Dataset records:
=-=-=-=-=

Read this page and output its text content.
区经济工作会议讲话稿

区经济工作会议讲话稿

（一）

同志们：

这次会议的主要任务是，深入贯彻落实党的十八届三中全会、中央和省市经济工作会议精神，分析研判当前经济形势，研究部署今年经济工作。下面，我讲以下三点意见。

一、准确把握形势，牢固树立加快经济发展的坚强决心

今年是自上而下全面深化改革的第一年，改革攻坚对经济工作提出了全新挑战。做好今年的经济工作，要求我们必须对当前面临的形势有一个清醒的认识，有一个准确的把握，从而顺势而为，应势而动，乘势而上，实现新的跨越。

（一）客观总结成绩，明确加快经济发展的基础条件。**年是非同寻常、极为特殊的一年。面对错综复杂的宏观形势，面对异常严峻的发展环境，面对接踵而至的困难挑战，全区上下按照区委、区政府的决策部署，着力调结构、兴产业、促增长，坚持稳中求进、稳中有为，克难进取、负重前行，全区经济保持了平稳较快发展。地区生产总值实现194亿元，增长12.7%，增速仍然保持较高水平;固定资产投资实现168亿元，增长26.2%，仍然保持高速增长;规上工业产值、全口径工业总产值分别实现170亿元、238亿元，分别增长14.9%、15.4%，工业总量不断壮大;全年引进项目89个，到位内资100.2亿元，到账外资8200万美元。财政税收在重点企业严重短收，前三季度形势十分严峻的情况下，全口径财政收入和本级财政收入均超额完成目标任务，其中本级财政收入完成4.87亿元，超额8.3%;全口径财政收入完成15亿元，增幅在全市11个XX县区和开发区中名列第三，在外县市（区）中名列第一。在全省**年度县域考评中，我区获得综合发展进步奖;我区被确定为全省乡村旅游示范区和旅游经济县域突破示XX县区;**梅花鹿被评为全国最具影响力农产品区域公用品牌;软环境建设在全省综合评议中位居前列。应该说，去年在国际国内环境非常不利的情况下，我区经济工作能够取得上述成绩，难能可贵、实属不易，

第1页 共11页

=-=-=-=-=

### [SHORT PROBLEM]
Each record above should be repeated exactly as it appears.

### [TASK RESULT]
Read this page and output its text content.
区经济工作会议讲话稿

区经济工作会议讲话稿

（一）

同志们：

这次会议的主要任务是，深入贯彻落实党的十八届三中全会、中央和省市经济工作会议精神，分析研判当前经济形势，研究部署今年经济工作。下面，我讲以下三点意见。

一、准确把握形势，牢固树立加快经济发展的坚强决心

今年是自上而下全面深化改革的第一年，改革攻坚对经济工作提出了全新挑战。做好今年的经济工作，要求我们必须对当前面临的形势有一个清醒的认识，有一个准确的把握，从而顺势而为，应势而动，乘势而上，实现新的跨越。

（一）客观总结成绩，明确加快经济发展的基础条件。**年是非同寻常、极为特殊的一年。面对错综复杂的宏观形势，面对异常严峻的发展环境，面对接踵而至的困难挑战，全区上下按照区委、区政府的决策部署，着力调结构、兴产业、促增长，坚持稳中求进、稳中有为，克难进取、负重前行，全区经济保持了平稳较快发展。地区生产总值实现194亿元，增长12.7%，增速仍然保持较高水平;固定资产投资实现168亿元，增长26.2%，仍然保持高速增长;规上工业产值、全口径工业总产值分别实现170亿元、238亿元，分别增长14.9%、15.4%，工业总量不断壮大;全年引进项目89个，到位内资100.2亿元，到账外资8200万美元。财政税收在重点企业严重短收，前三季度形势十分严峻的情况下，全口径财政收入和本级财政收入均超额完成目标任务，其中本级财政收入完成4.87亿元，超额8.3%;全口径财政收入完成15亿元，增幅在全市11个XX县区和开发区中名列第三，在外县市（区）中名列第一。在全省**年度县域考评中，我区获得综合发展进步奖;我区被确定为全省乡村旅游示范区和旅游经济县域突破示XX县区;**梅花鹿被评为全国最具影响力农产品区域公用品牌;软环境建设在全省综合评议中位居前列。应该说，去年在国际国内环境非常不利的情况下，我区经济工作能够取得上述成绩，难能可贵、实属不易，

第1页 共11页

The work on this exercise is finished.